_THE PROBLEM:_
Give only the number of lines in the records below that contain the word "nCoverage".

== == ==

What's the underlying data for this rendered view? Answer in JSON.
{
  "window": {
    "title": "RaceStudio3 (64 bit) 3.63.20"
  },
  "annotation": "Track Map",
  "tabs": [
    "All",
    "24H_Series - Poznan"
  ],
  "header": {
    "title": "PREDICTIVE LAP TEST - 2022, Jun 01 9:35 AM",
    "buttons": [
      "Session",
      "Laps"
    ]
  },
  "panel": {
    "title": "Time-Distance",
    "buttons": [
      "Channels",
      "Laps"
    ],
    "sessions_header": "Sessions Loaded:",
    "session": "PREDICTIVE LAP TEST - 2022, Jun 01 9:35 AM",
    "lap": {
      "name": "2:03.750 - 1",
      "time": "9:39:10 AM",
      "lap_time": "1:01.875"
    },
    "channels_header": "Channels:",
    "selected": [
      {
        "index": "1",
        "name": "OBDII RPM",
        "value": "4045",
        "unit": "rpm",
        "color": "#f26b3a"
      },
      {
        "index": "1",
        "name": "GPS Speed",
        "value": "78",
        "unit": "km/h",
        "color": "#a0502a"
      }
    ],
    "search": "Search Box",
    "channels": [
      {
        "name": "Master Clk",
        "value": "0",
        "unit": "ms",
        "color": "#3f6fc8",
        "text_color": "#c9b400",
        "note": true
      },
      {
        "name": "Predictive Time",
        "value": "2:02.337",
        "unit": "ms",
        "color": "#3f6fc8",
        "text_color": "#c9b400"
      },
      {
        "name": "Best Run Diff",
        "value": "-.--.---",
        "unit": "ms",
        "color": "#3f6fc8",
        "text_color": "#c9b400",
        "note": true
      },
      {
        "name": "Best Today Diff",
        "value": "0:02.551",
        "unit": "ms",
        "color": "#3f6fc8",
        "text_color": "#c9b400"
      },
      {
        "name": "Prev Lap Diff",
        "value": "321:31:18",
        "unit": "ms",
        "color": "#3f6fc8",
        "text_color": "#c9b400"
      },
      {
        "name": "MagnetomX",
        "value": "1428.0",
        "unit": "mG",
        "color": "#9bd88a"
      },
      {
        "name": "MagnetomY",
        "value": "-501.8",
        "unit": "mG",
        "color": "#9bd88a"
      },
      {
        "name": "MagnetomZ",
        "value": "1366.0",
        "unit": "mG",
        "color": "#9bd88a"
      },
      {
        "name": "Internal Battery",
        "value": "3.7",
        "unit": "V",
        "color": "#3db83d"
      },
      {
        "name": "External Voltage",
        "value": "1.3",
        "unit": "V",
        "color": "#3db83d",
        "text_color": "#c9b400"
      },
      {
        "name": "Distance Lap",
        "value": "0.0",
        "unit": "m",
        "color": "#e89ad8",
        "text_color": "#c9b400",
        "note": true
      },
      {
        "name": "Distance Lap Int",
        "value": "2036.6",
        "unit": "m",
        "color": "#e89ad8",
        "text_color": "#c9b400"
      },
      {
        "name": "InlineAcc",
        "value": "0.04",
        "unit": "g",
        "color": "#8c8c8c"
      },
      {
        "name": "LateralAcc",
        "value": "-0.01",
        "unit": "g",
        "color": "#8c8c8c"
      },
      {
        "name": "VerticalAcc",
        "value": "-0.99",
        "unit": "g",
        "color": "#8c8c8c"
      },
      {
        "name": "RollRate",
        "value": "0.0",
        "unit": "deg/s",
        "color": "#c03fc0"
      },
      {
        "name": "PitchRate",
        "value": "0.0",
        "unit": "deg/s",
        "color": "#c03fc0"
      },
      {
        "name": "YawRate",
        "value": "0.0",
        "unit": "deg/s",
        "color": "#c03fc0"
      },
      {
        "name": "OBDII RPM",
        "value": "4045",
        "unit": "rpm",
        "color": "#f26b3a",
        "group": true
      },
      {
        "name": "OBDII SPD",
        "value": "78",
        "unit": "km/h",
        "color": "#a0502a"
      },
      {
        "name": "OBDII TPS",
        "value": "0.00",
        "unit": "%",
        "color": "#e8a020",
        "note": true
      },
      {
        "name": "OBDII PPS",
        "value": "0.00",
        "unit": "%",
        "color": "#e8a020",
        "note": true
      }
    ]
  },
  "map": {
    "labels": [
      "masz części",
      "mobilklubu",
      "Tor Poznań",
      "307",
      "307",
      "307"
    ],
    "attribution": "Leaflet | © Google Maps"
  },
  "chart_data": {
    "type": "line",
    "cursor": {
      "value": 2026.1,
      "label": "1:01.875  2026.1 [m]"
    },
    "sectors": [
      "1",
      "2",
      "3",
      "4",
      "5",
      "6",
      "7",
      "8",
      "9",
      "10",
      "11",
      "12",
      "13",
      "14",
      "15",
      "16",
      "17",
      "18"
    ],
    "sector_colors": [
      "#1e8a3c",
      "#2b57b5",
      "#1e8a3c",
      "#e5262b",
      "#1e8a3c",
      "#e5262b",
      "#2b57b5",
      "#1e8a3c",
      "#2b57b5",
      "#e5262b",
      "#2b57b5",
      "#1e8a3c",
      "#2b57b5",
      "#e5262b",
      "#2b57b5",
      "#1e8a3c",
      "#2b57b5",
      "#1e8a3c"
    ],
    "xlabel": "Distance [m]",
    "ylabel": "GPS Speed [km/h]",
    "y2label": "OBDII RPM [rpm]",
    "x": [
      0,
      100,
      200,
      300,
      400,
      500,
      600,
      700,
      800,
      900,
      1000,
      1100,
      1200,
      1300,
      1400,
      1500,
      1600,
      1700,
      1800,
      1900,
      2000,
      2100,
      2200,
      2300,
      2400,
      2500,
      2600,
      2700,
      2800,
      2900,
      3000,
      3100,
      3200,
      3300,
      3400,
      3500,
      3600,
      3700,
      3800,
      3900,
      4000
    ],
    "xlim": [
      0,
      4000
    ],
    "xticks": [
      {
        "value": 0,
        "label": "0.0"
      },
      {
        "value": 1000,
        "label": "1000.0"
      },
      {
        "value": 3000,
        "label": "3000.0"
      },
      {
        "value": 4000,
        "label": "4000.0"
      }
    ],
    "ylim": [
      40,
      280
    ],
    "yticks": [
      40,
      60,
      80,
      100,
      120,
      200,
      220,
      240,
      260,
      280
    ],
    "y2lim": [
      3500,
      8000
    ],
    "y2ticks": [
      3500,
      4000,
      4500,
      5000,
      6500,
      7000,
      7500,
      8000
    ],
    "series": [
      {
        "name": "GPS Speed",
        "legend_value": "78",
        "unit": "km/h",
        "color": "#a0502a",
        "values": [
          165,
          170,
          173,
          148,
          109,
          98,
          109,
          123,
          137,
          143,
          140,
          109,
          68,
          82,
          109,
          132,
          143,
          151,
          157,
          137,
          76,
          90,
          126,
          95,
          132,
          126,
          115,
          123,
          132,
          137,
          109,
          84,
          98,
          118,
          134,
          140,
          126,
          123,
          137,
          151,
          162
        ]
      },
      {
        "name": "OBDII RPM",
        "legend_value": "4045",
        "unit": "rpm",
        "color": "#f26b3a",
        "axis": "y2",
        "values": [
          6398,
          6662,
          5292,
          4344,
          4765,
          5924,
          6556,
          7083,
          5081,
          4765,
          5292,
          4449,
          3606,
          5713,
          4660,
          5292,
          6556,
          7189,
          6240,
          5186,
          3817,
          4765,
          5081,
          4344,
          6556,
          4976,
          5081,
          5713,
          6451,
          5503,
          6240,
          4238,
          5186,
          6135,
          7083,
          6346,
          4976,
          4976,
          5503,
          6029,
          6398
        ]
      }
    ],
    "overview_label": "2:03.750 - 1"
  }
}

== == ==

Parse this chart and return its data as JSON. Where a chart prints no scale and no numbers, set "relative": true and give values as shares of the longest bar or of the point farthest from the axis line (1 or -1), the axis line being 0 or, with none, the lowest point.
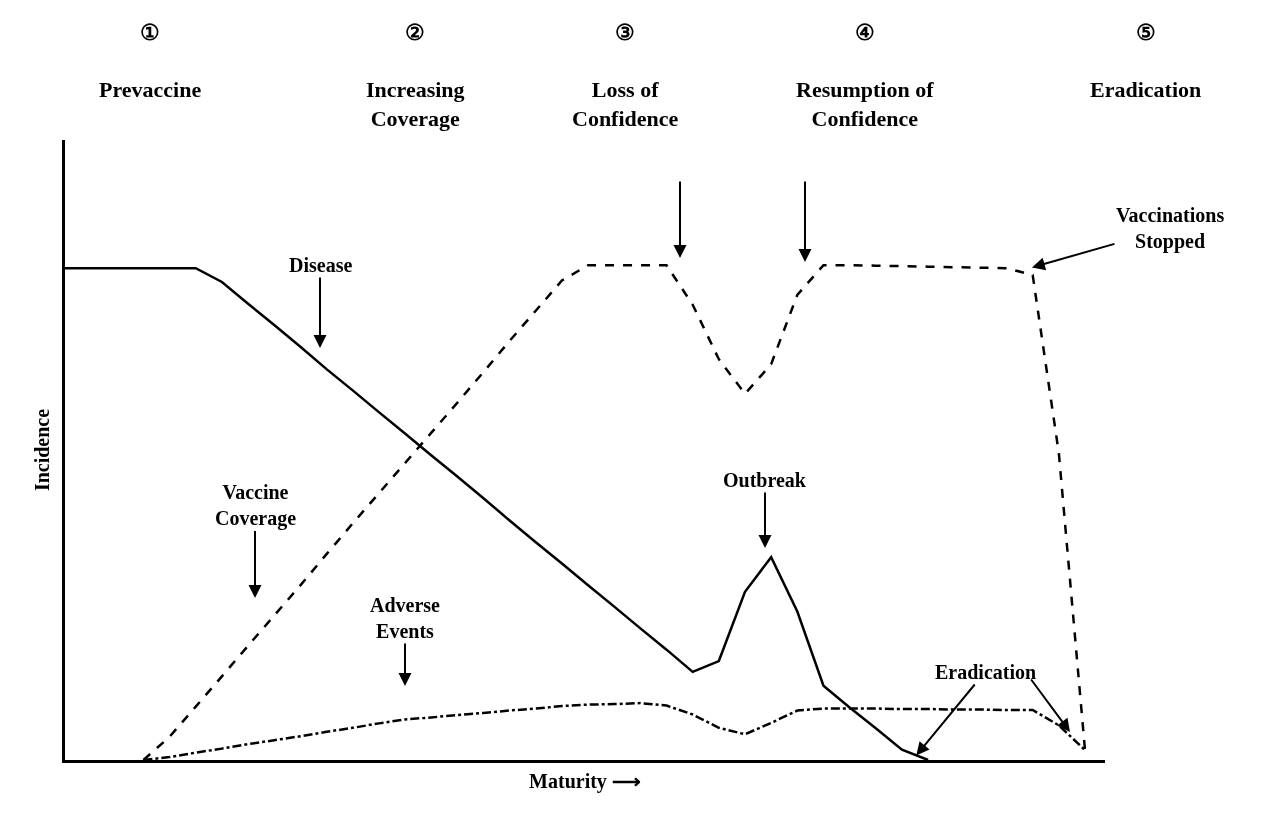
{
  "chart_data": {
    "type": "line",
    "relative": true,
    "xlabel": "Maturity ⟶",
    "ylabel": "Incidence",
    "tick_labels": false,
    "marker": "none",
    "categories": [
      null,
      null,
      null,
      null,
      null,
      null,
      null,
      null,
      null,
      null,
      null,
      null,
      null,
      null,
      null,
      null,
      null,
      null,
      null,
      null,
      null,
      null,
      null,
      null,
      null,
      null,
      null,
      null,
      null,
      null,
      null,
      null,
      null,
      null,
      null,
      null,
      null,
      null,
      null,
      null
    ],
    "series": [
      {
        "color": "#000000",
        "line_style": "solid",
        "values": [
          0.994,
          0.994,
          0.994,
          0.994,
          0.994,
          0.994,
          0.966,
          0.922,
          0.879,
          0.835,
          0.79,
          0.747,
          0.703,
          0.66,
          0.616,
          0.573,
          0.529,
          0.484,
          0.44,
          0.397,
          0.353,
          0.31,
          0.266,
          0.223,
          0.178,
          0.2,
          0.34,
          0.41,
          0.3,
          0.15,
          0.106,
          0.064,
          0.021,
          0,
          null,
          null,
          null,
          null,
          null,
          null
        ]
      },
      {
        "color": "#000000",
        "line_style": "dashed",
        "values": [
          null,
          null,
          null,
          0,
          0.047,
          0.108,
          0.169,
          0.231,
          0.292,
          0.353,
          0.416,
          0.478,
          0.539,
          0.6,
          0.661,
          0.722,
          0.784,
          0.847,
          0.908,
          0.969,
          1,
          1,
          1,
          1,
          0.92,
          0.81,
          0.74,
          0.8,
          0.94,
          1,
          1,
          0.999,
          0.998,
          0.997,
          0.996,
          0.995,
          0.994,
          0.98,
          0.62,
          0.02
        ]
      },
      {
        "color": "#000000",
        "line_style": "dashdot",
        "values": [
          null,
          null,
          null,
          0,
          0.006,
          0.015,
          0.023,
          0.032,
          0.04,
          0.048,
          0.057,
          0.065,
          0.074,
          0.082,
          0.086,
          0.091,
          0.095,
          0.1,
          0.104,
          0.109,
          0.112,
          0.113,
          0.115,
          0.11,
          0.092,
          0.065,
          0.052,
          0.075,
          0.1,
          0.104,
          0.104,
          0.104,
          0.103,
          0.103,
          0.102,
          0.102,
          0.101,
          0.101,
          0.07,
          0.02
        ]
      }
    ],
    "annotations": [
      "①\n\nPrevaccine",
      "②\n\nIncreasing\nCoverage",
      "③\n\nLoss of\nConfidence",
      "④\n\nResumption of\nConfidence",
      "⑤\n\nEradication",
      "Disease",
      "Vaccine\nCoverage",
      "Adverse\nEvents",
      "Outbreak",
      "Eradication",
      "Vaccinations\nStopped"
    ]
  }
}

== == ==

_FULL ANSWER:_
2